Show, in full, each line of the data that contains "color".

------ Raw records

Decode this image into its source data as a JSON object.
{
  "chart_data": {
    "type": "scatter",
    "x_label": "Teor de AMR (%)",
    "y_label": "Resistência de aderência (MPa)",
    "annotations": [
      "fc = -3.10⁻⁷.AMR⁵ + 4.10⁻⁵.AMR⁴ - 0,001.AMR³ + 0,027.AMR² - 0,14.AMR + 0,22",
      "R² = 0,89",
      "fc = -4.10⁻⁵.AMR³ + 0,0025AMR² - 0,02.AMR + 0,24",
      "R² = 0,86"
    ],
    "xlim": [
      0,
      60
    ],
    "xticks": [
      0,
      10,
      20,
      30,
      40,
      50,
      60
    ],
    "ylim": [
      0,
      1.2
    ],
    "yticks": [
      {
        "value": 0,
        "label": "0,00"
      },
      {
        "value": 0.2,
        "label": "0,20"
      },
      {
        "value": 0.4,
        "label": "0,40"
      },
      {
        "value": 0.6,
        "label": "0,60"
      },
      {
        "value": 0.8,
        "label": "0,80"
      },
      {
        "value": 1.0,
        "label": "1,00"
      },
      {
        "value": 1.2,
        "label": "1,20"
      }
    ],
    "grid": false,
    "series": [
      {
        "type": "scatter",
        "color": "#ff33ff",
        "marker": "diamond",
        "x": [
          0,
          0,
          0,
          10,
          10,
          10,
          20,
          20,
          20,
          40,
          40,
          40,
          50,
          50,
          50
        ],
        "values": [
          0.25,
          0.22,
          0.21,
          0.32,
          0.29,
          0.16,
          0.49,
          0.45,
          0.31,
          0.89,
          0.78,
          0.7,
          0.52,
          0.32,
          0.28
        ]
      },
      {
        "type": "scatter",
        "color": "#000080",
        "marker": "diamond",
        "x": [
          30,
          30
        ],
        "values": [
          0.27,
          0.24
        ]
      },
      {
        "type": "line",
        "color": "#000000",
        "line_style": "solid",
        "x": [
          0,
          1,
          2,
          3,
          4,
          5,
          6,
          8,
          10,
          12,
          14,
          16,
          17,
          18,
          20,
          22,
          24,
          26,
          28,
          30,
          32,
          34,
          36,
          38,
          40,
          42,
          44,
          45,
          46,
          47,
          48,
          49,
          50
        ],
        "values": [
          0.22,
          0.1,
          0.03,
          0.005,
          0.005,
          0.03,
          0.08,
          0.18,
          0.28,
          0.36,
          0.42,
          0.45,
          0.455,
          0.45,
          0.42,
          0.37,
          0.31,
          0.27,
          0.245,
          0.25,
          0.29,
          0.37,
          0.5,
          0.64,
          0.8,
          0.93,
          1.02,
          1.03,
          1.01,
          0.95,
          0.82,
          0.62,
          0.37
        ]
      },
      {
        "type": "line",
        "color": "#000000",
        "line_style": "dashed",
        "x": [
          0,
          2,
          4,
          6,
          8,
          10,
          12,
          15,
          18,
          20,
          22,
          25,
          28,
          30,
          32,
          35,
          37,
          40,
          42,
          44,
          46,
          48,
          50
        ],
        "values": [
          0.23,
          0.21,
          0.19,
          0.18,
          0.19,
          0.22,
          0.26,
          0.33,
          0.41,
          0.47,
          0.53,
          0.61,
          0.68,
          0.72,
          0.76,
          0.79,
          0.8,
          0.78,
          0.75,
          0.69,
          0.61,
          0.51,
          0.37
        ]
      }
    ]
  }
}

------------

Answer in full »
        "color": "#ff33ff",
        "color": "#000080",
        "color": "#000000",
        "color": "#000000",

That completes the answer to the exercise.